WHAT TO PRODUCE: Find and copy lines holding "quasi".

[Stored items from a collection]
———

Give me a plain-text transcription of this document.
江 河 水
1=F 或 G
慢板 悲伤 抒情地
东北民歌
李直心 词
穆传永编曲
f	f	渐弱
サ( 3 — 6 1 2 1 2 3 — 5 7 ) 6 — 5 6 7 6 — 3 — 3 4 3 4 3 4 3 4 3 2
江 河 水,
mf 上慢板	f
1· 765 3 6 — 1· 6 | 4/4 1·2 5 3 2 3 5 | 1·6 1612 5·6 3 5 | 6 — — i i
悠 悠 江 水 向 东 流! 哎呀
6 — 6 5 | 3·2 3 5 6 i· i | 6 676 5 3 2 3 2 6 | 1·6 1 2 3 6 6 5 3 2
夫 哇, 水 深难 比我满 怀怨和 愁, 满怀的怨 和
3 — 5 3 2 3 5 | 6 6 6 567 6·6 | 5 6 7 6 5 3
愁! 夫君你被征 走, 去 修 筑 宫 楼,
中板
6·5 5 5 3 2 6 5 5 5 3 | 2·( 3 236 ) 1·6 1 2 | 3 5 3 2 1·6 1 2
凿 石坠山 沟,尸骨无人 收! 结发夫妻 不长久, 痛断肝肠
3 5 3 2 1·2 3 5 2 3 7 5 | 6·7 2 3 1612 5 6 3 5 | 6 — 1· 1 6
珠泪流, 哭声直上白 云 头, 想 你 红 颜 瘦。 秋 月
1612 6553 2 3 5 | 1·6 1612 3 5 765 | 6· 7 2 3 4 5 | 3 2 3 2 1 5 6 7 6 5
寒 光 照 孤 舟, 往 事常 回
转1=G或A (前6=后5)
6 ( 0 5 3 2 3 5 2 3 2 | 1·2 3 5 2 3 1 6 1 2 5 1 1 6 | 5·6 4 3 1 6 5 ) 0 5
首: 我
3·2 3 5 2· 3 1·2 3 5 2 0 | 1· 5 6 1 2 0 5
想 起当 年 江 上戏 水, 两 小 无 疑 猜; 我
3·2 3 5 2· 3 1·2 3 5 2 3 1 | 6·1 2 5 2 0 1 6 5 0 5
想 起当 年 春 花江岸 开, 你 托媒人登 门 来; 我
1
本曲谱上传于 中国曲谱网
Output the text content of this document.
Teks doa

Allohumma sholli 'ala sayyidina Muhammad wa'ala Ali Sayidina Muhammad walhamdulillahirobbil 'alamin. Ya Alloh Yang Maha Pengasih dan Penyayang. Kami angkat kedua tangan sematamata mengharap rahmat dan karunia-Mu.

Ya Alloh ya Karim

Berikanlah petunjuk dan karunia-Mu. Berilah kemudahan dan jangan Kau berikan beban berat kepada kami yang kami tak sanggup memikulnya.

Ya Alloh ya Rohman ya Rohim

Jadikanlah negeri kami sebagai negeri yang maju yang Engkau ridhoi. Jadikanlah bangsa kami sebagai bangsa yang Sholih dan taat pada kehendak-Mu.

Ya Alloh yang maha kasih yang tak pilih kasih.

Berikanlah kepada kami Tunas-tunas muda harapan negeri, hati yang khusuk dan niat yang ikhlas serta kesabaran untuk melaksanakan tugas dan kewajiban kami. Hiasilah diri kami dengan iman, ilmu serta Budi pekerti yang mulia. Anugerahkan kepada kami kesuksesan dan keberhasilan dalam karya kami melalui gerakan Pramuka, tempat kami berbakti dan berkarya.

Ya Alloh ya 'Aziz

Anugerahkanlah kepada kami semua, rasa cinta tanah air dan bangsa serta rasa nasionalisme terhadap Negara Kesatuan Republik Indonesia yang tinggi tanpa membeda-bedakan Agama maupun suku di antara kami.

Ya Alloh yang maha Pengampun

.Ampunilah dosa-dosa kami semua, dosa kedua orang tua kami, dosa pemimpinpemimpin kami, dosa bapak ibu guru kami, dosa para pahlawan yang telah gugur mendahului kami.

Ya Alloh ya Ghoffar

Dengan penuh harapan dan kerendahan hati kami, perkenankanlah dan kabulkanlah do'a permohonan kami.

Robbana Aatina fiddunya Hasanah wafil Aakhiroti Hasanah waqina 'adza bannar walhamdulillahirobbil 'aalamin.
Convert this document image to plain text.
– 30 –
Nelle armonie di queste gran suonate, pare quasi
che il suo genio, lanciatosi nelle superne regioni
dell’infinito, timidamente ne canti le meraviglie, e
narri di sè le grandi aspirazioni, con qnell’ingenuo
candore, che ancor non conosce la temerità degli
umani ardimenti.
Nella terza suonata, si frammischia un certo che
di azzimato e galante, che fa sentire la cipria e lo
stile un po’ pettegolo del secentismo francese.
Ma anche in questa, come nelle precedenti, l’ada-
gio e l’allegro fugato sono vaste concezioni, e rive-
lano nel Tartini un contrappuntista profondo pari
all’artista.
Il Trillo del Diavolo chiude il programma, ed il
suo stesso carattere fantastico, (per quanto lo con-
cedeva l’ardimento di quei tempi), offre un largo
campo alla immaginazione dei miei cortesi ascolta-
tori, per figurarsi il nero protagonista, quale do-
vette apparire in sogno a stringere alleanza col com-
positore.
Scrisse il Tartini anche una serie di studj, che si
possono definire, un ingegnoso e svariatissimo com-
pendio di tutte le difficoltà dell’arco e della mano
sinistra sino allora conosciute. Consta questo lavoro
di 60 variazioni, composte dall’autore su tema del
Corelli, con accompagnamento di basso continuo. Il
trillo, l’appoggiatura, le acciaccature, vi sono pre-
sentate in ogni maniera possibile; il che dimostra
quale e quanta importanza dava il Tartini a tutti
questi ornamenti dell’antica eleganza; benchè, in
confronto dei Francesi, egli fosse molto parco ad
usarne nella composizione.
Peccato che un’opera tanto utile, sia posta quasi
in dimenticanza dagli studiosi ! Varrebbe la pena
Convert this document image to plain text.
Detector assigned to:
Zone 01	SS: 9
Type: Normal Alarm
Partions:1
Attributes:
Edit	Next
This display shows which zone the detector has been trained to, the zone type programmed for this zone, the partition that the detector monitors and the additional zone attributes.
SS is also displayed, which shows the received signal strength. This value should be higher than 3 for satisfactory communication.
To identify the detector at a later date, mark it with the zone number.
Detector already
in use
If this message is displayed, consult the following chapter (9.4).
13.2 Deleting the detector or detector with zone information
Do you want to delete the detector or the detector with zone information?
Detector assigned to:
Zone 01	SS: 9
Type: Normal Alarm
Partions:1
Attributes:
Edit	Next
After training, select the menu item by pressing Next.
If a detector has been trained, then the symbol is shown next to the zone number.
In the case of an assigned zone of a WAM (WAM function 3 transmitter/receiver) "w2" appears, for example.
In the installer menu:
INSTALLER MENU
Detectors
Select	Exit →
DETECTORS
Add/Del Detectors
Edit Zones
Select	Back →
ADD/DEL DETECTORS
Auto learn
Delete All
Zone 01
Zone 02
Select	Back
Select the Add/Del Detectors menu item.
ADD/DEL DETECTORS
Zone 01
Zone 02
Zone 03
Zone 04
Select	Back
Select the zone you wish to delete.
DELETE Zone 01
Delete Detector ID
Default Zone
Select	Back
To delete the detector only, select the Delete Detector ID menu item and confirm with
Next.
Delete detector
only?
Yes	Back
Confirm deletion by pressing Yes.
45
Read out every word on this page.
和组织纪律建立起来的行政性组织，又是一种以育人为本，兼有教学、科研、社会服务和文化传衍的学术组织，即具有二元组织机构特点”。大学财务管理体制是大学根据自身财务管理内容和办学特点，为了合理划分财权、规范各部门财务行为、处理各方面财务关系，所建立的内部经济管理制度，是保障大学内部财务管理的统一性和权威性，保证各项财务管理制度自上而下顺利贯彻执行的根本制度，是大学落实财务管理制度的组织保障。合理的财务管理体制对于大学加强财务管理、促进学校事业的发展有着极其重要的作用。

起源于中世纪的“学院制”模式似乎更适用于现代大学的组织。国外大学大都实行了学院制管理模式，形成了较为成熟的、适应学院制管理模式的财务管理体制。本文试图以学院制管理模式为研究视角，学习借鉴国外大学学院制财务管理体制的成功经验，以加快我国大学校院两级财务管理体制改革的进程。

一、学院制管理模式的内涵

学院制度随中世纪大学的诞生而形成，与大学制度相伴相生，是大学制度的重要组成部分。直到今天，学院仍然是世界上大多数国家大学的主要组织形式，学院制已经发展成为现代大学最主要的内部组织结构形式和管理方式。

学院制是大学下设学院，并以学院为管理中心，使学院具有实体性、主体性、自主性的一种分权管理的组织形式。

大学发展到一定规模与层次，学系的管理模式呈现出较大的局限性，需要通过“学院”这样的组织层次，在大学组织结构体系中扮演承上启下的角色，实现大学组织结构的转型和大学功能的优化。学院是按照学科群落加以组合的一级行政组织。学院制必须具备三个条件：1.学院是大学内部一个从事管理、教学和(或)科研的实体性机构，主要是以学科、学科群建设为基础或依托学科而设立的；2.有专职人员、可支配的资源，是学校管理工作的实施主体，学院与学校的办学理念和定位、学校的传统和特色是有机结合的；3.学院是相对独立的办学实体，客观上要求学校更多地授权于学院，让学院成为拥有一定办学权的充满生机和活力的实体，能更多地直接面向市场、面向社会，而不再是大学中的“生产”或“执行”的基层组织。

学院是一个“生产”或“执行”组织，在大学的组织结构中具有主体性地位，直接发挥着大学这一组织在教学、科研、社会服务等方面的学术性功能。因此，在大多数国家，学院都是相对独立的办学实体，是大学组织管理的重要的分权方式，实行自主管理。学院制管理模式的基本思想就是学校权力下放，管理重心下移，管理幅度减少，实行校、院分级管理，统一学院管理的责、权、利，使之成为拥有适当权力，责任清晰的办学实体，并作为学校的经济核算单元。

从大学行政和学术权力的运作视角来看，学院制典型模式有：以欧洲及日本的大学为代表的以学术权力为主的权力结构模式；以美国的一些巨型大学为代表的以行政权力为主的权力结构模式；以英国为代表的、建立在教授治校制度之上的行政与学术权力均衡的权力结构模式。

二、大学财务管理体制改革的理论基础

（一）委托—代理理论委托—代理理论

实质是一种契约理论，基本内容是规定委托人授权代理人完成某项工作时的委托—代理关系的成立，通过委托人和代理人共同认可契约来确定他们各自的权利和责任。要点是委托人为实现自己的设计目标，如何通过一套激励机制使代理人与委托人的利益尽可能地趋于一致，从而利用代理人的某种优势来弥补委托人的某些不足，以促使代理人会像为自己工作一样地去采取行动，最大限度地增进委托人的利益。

———

WRITTEN ANSWER:
Nelle armonie di queste gran suonate, pare quasi
Peccato che un’opera tanto utile, sia posta quasi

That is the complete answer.